Written request: Exactly reproduce all the records, keeping pictures out of the copy.

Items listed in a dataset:
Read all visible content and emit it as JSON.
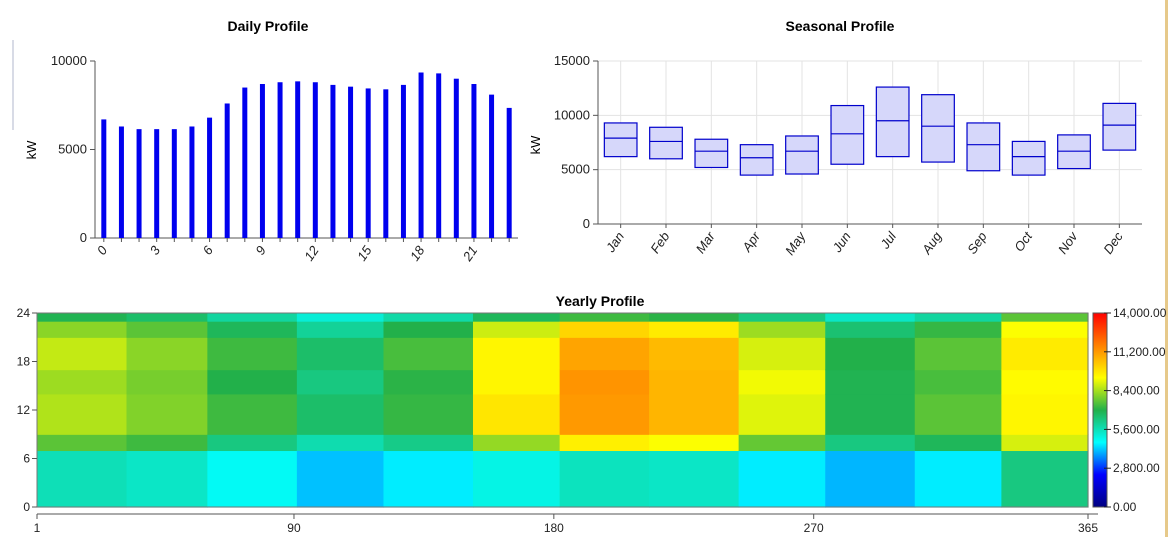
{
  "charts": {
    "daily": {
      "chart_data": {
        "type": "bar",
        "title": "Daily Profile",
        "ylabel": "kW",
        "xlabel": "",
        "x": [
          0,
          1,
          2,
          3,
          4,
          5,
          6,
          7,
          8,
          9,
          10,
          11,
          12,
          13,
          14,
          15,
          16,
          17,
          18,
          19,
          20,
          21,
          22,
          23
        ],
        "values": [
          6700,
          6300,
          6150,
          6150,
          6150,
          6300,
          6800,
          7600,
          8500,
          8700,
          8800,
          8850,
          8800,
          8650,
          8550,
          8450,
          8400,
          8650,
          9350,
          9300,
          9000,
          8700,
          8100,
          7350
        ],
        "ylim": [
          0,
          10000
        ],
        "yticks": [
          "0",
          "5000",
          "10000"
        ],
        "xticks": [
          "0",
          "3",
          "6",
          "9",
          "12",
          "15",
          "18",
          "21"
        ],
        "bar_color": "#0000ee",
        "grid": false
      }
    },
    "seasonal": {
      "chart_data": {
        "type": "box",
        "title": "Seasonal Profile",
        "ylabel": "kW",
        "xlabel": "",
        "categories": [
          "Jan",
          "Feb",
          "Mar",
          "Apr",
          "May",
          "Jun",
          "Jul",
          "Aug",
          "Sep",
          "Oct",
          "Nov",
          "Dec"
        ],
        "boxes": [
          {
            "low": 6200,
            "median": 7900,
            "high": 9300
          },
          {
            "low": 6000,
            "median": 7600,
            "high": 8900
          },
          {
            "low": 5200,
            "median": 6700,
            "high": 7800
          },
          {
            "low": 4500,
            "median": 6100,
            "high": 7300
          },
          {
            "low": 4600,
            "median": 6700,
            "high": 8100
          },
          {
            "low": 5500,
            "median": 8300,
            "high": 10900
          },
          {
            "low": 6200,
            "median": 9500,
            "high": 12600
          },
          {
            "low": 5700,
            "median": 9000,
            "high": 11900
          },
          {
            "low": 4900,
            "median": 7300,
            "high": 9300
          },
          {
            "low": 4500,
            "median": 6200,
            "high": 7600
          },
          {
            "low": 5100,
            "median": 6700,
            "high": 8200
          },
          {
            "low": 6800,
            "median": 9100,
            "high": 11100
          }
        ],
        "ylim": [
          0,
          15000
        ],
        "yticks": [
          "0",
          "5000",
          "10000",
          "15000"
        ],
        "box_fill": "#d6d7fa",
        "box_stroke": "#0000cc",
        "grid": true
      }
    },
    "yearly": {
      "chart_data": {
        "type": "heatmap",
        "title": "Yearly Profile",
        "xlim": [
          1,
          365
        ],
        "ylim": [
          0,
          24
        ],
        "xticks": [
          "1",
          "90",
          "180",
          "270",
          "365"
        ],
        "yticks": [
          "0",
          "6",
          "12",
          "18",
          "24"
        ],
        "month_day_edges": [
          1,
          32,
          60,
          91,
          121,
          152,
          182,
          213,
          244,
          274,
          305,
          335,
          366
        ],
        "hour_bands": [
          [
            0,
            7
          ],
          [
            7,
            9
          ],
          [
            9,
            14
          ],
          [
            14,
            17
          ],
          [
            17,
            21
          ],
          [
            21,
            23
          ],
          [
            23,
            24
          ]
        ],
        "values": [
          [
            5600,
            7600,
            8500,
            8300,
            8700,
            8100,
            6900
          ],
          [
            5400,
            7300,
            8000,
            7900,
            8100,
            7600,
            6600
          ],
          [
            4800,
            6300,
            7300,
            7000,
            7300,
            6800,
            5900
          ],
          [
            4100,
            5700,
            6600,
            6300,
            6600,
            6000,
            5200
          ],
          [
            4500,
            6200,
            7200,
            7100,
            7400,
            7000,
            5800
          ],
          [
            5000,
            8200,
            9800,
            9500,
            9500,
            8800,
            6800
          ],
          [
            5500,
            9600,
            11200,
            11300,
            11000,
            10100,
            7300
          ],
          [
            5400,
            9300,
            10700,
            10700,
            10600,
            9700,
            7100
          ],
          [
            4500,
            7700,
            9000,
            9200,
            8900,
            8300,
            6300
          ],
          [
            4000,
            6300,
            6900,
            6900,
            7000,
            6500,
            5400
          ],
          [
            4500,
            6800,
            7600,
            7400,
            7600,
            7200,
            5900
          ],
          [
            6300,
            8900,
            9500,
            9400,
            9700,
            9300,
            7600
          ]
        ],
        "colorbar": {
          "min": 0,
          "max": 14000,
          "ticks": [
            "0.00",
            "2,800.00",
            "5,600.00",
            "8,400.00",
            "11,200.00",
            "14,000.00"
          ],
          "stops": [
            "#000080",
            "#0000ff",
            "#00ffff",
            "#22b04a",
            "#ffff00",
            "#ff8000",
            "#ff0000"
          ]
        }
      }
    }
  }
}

Finished exercise:
Read all visible content and emit it as JSON.
{
  "charts": {
    "daily": {
      "chart_data": {
        "type": "bar",
        "title": "Daily Profile",
        "ylabel": "kW",
        "xlabel": "",
        "x": [
          0,
          1,
          2,
          3,
          4,
          5,
          6,
          7,
          8,
          9,
          10,
          11,
          12,
          13,
          14,
          15,
          16,
          17,
          18,
          19,
          20,
          21,
          22,
          23
        ],
        "values": [
          6700,
          6300,
          6150,
          6150,
          6150,
          6300,
          6800,
          7600,
          8500,
          8700,
          8800,
          8850,
          8800,
          8650,
          8550,
          8450,
          8400,
          8650,
          9350,
          9300,
          9000,
          8700,
          8100,
          7350
        ],
        "ylim": [
          0,
          10000
        ],
        "yticks": [
          "0",
          "5000",
          "10000"
        ],
        "xticks": [
          "0",
          "3",
          "6",
          "9",
          "12",
          "15",
          "18",
          "21"
        ],
        "bar_color": "#0000ee",
        "grid": false
      }
    },
    "seasonal": {
      "chart_data": {
        "type": "box",
        "title": "Seasonal Profile",
        "ylabel": "kW",
        "xlabel": "",
        "categories": [
          "Jan",
          "Feb",
          "Mar",
          "Apr",
          "May",
          "Jun",
          "Jul",
          "Aug",
          "Sep",
          "Oct",
          "Nov",
          "Dec"
        ],
        "boxes": [
          {
            "low": 6200,
            "median": 7900,
            "high": 9300
          },
          {
            "low": 6000,
            "median": 7600,
            "high": 8900
          },
          {
            "low": 5200,
            "median": 6700,
            "high": 7800
          },
          {
            "low": 4500,
            "median": 6100,
            "high": 7300
          },
          {
            "low": 4600,
            "median": 6700,
            "high": 8100
          },
          {
            "low": 5500,
            "median": 8300,
            "high": 10900
          },
          {
            "low": 6200,
            "median": 9500,
            "high": 12600
          },
          {
            "low": 5700,
            "median": 9000,
            "high": 11900
          },
          {
            "low": 4900,
            "median": 7300,
            "high": 9300
          },
          {
            "low": 4500,
            "median": 6200,
            "high": 7600
          },
          {
            "low": 5100,
            "median": 6700,
            "high": 8200
          },
          {
            "low": 6800,
            "median": 9100,
            "high": 11100
          }
        ],
        "ylim": [
          0,
          15000
        ],
        "yticks": [
          "0",
          "5000",
          "10000",
          "15000"
        ],
        "box_fill": "#d6d7fa",
        "box_stroke": "#0000cc",
        "grid": true
      }
    },
    "yearly": {
      "chart_data": {
        "type": "heatmap",
        "title": "Yearly Profile",
        "xlim": [
          1,
          365
        ],
        "ylim": [
          0,
          24
        ],
        "xticks": [
          "1",
          "90",
          "180",
          "270",
          "365"
        ],
        "yticks": [
          "0",
          "6",
          "12",
          "18",
          "24"
        ],
        "month_day_edges": [
          1,
          32,
          60,
          91,
          121,
          152,
          182,
          213,
          244,
          274,
          305,
          335,
          366
        ],
        "hour_bands": [
          [
            0,
            7
          ],
          [
            7,
            9
          ],
          [
            9,
            14
          ],
          [
            14,
            17
          ],
          [
            17,
            21
          ],
          [
            21,
            23
          ],
          [
            23,
            24
          ]
        ],
        "values": [
          [
            5600,
            7600,
            8500,
            8300,
            8700,
            8100,
            6900
          ],
          [
            5400,
            7300,
            8000,
            7900,
            8100,
            7600,
            6600
          ],
          [
            4800,
            6300,
            7300,
            7000,
            7300,
            6800,
            5900
          ],
          [
            4100,
            5700,
            6600,
            6300,
            6600,
            6000,
            5200
          ],
          [
            4500,
            6200,
            7200,
            7100,
            7400,
            7000,
            5800
          ],
          [
            5000,
            8200,
            9800,
            9500,
            9500,
            8800,
            6800
          ],
          [
            5500,
            9600,
            11200,
            11300,
            11000,
            10100,
            7300
          ],
          [
            5400,
            9300,
            10700,
            10700,
            10600,
            9700,
            7100
          ],
          [
            4500,
            7700,
            9000,
            9200,
            8900,
            8300,
            6300
          ],
          [
            4000,
            6300,
            6900,
            6900,
            7000,
            6500,
            5400
          ],
          [
            4500,
            6800,
            7600,
            7400,
            7600,
            7200,
            5900
          ],
          [
            6300,
            8900,
            9500,
            9400,
            9700,
            9300,
            7600
          ]
        ],
        "colorbar": {
          "min": 0,
          "max": 14000,
          "ticks": [
            "0.00",
            "2,800.00",
            "5,600.00",
            "8,400.00",
            "11,200.00",
            "14,000.00"
          ],
          "stops": [
            "#000080",
            "#0000ff",
            "#00ffff",
            "#22b04a",
            "#ffff00",
            "#ff8000",
            "#ff0000"
          ]
        }
      }
    }
  }
}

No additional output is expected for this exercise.